Please rewrite the rows from the line with "50, 500, 82]" to the line with "397, 455, 411]", changing "submenu-arrow-icon" to "submenu-chevron-icon" and leaving everything else unchanged.
⟨
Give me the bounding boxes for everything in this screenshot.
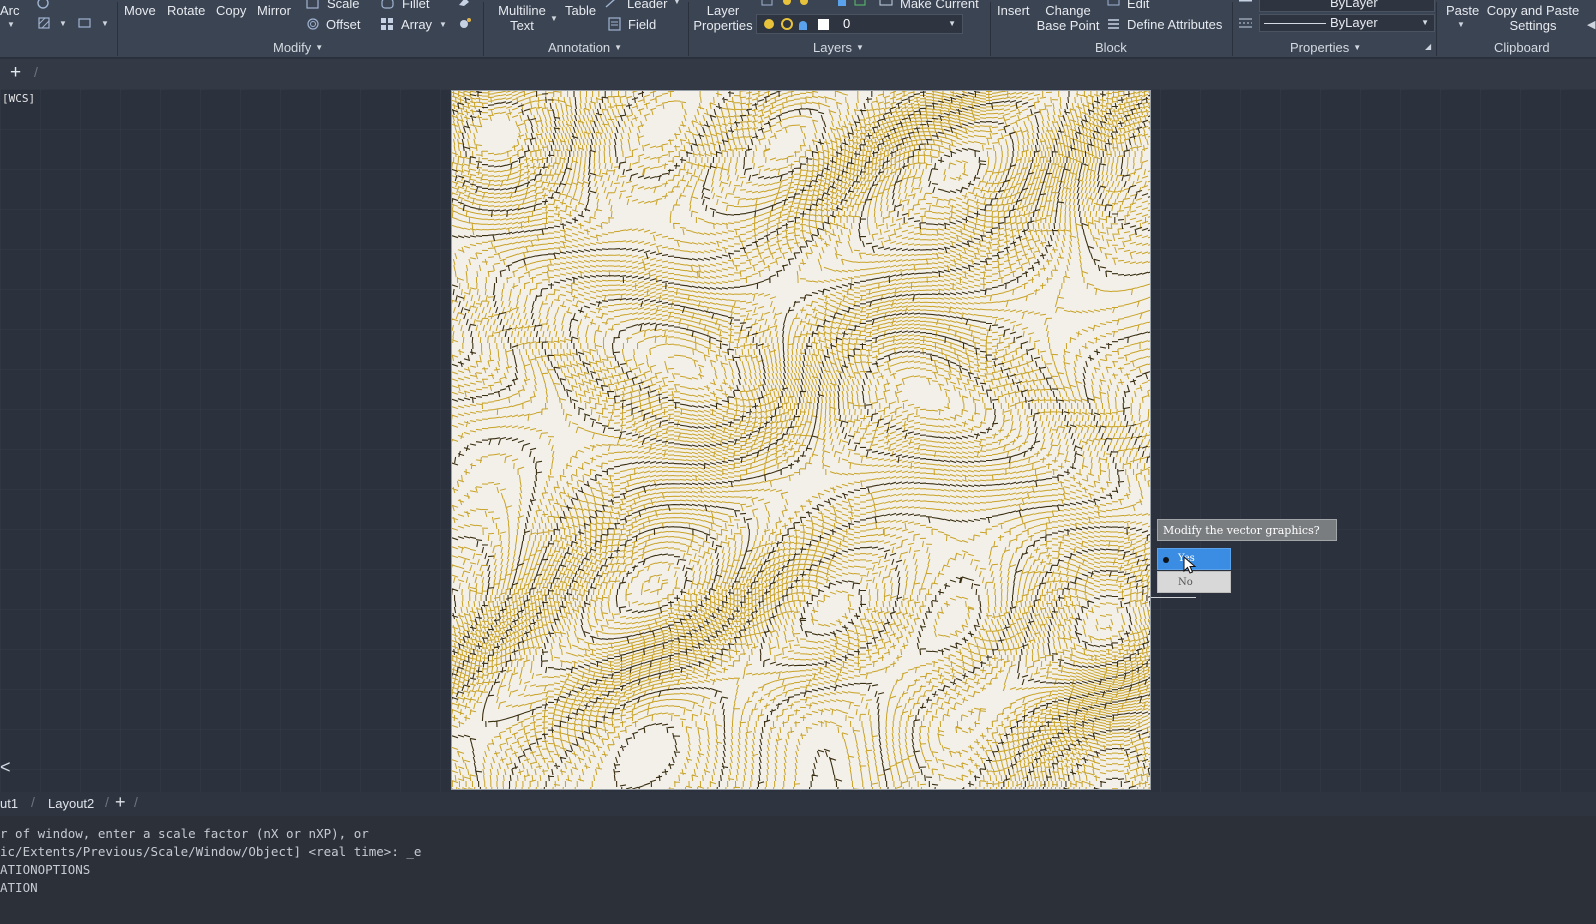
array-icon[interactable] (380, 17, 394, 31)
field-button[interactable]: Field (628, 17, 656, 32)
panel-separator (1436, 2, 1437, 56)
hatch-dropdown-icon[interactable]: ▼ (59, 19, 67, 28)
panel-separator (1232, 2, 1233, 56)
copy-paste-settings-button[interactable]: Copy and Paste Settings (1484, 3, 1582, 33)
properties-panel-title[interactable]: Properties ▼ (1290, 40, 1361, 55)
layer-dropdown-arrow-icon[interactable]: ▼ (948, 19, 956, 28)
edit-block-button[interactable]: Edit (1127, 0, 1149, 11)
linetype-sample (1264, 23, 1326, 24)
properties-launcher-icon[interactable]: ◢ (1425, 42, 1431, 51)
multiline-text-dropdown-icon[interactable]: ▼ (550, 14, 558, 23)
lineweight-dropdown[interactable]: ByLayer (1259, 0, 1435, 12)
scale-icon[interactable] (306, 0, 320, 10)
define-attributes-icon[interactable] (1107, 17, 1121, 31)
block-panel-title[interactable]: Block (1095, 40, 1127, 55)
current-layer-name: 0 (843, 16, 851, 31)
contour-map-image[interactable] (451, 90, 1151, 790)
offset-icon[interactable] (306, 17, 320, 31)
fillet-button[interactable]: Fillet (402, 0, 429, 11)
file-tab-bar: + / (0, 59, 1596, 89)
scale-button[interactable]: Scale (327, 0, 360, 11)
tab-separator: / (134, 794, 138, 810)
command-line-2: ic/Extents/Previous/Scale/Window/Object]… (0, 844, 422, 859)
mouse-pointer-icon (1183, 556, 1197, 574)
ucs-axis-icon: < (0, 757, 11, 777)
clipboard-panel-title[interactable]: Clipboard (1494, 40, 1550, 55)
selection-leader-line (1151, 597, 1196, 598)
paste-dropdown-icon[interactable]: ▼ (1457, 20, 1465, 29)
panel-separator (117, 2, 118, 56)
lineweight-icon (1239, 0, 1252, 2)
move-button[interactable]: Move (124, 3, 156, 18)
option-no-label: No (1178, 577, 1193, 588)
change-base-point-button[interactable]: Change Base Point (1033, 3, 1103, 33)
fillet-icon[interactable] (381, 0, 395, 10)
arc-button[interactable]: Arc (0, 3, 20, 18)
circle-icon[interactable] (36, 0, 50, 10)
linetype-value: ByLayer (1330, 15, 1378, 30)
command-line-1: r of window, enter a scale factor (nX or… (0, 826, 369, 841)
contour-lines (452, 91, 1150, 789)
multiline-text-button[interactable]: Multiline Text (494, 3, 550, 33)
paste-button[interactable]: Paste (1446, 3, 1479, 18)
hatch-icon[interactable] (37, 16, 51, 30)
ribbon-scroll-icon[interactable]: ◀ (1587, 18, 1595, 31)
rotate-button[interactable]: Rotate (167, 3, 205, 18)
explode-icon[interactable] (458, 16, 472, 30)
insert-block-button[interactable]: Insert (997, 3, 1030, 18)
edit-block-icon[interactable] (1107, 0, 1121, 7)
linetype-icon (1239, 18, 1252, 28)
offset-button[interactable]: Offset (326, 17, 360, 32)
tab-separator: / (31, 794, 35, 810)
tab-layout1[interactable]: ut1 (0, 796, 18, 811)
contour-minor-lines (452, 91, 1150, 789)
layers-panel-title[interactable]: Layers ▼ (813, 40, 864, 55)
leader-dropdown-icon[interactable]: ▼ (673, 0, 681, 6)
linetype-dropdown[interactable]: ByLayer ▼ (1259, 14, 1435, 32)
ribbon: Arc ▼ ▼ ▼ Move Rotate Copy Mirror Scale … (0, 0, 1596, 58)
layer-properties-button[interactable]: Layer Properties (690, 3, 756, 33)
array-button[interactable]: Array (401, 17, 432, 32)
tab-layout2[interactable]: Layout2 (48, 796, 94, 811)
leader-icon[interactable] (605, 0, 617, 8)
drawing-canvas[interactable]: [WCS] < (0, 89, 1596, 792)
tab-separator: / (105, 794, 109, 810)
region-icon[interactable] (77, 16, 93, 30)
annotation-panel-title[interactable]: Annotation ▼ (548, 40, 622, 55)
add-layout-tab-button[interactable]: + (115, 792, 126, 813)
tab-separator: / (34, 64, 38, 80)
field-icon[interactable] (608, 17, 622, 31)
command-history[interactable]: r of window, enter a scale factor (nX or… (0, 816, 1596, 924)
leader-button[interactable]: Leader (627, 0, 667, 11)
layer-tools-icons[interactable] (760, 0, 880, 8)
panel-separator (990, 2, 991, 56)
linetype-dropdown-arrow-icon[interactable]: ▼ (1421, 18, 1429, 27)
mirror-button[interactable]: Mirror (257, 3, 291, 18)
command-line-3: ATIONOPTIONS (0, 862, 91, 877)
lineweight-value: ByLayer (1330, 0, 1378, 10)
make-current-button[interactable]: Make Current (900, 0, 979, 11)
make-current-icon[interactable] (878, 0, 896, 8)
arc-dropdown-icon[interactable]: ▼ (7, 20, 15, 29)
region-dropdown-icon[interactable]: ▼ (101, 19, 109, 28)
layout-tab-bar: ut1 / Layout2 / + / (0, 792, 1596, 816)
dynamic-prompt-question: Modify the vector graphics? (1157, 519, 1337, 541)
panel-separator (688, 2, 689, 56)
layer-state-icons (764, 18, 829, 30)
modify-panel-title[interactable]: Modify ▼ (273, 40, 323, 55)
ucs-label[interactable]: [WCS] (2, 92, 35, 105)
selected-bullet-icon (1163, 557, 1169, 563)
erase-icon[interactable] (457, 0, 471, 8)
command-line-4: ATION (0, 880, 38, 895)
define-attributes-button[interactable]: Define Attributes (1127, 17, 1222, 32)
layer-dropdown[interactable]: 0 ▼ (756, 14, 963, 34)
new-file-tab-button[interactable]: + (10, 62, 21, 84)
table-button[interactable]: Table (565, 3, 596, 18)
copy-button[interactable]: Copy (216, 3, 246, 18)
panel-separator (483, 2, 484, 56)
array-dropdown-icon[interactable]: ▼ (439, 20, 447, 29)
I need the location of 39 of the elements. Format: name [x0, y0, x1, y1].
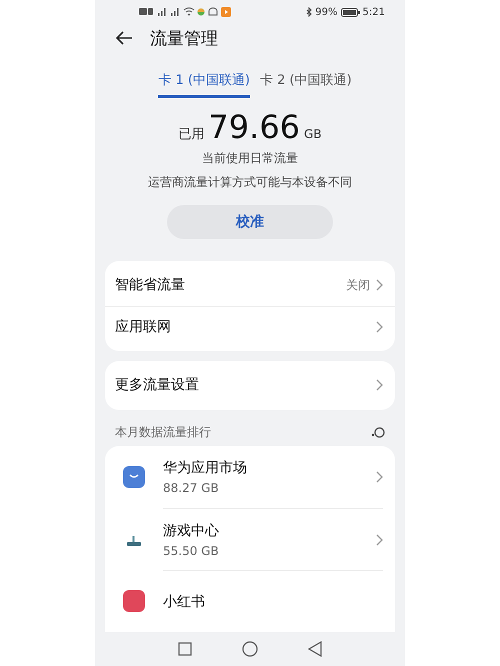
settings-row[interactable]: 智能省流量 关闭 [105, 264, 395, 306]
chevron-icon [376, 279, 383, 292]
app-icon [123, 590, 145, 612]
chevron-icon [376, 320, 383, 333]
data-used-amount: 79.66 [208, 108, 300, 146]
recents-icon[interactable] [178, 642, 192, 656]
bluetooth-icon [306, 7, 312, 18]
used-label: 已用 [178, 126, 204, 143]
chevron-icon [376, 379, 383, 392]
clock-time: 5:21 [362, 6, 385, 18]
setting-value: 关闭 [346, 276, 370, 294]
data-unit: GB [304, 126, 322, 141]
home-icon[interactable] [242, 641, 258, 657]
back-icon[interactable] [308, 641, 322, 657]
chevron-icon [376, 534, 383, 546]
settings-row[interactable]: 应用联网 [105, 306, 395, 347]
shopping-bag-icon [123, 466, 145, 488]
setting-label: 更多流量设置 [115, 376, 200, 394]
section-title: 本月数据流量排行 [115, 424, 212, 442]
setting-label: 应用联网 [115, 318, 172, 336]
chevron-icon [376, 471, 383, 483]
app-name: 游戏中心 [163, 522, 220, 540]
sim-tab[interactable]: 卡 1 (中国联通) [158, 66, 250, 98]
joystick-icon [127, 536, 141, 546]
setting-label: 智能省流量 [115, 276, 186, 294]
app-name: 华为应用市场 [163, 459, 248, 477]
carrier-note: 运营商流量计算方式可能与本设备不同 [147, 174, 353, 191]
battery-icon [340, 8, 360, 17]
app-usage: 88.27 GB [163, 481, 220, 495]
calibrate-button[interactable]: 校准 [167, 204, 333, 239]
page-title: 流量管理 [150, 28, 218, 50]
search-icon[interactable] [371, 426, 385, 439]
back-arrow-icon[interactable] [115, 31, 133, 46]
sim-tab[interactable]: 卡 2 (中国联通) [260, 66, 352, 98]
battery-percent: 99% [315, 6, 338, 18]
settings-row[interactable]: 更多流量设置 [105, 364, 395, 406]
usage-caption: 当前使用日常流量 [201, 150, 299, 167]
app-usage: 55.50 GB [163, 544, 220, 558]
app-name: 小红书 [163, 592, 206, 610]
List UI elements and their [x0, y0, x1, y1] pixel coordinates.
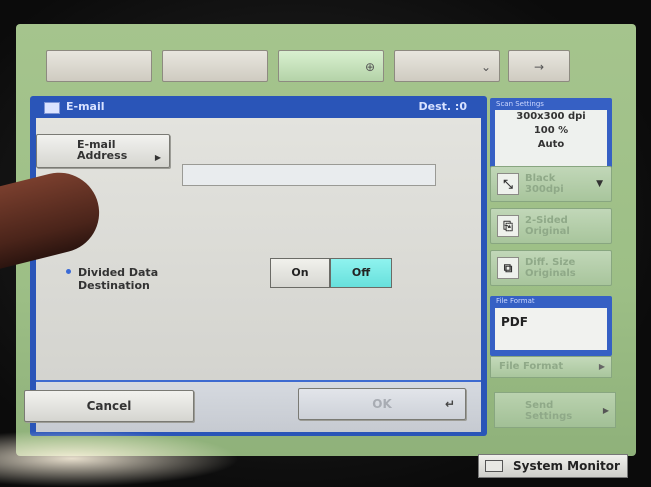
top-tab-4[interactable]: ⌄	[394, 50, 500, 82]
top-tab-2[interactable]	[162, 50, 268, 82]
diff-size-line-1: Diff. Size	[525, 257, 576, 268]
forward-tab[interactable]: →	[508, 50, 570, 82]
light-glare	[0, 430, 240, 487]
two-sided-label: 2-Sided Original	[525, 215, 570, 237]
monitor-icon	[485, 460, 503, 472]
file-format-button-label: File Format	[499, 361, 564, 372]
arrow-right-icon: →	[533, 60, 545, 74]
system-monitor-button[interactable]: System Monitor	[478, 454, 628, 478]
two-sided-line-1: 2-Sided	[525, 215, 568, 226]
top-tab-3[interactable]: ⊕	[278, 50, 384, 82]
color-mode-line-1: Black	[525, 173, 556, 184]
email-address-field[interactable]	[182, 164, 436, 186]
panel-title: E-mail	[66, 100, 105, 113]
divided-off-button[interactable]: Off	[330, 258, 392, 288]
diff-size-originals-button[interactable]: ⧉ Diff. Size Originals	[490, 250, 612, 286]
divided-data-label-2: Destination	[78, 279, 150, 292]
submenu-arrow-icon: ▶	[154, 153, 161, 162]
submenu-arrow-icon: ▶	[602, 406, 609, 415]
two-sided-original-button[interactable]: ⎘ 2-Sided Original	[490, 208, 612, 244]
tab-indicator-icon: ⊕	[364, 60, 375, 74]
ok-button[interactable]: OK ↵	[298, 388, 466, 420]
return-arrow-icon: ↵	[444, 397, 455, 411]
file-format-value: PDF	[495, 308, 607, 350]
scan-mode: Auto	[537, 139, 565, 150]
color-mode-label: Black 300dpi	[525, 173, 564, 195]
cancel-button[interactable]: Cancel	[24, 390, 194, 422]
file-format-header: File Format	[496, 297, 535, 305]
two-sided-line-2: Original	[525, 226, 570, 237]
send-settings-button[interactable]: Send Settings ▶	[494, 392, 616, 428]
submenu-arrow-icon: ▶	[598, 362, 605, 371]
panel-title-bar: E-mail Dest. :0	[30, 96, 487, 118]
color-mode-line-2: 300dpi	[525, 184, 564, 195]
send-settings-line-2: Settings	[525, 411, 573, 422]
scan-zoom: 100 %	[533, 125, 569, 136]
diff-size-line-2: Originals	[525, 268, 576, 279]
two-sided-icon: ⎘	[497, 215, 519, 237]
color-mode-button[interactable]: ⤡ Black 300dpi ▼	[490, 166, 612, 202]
⟩
■ Exercise output
top-tab-4[interactable]: ⌄	[394, 50, 500, 82]
top-tab-2[interactable]	[162, 50, 268, 82]
diff-size-line-1: Diff. Size	[525, 257, 576, 268]
forward-tab[interactable]: →	[508, 50, 570, 82]
light-glare	[0, 430, 240, 487]
two-sided-label: 2-Sided Original	[525, 215, 570, 237]
monitor-icon	[485, 460, 503, 472]
file-format-button-label: File Format	[499, 361, 564, 372]
arrow-right-icon: →	[533, 60, 545, 74]
system-monitor-button[interactable]: System Monitor	[478, 454, 628, 478]
two-sided-line-1: 2-Sided	[525, 215, 568, 226]
top-tab-3[interactable]: ⊕	[278, 50, 384, 82]
color-mode-line-1: Black	[525, 173, 556, 184]
email-address-field[interactable]	[182, 164, 436, 186]
panel-title: E-mail	[66, 100, 105, 113]
divided-off-button[interactable]: Off	[330, 258, 392, 288]
diff-size-originals-button[interactable]: ⧉ Diff. Size Originals	[490, 250, 612, 286]
divided-data-label-2: Destination	[78, 279, 150, 292]
submenu-chevron-icon: ▶	[154, 153, 161, 162]
submenu-chevron-icon: ▶	[602, 406, 609, 415]
two-sided-original-button[interactable]: ⎘ 2-Sided Original	[490, 208, 612, 244]
tab-indicator-icon: ⊕	[364, 60, 375, 74]
ok-button[interactable]: OK ↵	[298, 388, 466, 420]
return-arrow-icon: ↵	[444, 397, 455, 411]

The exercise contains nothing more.